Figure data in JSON
================================
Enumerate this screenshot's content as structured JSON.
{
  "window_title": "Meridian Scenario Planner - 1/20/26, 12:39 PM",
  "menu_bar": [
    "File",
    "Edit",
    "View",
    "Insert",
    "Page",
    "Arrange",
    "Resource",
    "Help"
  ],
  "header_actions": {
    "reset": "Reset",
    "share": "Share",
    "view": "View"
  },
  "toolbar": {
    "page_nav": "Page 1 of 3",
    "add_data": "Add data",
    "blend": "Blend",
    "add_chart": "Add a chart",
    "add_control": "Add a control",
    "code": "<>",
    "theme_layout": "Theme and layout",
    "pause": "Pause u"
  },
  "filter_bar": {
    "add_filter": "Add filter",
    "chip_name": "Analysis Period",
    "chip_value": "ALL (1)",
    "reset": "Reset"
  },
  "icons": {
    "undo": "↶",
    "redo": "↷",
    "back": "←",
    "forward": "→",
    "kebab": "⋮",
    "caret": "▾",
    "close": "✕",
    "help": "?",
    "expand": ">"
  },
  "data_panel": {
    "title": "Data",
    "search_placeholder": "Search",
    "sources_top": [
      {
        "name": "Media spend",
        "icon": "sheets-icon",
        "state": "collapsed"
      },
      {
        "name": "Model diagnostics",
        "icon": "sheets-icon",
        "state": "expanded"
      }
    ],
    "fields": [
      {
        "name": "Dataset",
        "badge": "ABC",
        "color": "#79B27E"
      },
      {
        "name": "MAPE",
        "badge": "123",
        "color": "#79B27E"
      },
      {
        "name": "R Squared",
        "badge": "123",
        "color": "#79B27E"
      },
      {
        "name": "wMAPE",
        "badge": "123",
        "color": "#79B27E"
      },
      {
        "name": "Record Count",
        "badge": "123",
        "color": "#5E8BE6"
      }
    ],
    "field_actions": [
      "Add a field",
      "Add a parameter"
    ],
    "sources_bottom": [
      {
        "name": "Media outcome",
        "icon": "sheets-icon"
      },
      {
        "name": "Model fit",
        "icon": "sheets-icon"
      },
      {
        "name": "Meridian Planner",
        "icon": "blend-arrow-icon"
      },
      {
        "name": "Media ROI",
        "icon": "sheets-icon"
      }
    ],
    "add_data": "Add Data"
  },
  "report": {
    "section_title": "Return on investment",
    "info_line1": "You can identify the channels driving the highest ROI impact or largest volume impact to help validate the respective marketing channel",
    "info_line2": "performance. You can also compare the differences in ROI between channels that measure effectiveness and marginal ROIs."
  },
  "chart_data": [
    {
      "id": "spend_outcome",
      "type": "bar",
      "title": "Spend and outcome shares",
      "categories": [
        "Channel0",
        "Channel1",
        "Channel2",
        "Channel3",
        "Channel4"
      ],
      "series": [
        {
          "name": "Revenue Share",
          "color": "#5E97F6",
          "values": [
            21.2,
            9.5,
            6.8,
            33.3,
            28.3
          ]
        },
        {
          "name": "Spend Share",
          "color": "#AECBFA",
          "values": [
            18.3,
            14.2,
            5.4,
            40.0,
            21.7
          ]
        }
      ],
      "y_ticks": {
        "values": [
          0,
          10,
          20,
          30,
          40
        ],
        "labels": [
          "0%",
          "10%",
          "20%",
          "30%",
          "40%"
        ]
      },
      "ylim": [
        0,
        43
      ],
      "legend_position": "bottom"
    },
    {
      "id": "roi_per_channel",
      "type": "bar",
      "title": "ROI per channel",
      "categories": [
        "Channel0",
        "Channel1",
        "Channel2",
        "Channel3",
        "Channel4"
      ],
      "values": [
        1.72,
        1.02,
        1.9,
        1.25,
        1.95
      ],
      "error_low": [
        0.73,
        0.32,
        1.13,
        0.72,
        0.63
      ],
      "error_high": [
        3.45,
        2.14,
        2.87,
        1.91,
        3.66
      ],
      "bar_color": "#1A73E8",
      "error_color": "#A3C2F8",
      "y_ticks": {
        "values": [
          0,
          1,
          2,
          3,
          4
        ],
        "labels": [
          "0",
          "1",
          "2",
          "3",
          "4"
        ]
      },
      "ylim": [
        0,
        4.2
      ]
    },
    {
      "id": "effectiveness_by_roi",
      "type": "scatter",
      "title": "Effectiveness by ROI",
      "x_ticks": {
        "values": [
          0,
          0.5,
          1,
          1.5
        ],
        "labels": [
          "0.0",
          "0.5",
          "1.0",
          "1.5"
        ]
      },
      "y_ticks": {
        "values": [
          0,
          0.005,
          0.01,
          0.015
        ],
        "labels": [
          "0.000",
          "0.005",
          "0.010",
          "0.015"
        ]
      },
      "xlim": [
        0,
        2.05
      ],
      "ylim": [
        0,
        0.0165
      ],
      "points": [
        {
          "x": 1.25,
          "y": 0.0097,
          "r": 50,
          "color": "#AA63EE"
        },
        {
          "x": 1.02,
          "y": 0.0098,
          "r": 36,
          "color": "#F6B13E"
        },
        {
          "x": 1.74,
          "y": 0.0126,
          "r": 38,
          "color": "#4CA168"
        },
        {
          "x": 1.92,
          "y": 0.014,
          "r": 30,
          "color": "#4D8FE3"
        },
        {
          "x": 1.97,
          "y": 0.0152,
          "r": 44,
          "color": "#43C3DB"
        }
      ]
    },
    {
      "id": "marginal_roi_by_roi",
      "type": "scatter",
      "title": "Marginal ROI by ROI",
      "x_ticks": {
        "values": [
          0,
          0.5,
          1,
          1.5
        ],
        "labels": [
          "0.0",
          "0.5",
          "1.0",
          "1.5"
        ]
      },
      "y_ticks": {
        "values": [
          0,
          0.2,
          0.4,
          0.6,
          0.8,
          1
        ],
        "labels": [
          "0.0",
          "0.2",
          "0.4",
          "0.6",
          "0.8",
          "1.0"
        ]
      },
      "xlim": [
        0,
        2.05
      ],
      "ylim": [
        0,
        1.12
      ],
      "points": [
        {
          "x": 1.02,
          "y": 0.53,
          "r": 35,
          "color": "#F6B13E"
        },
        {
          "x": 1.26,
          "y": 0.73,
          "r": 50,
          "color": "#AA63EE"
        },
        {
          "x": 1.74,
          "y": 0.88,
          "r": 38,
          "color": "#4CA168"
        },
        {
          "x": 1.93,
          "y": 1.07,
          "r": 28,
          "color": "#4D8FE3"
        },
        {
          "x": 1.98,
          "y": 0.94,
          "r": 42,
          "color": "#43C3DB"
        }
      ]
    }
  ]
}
================================
→ Brief: Select every line of the records holding the string "Meridian".

→ Result of the task:
  "window_title": "Meridian Scenario Planner - 1/20/26, 12:39 PM",
        "name": "Meridian Planner",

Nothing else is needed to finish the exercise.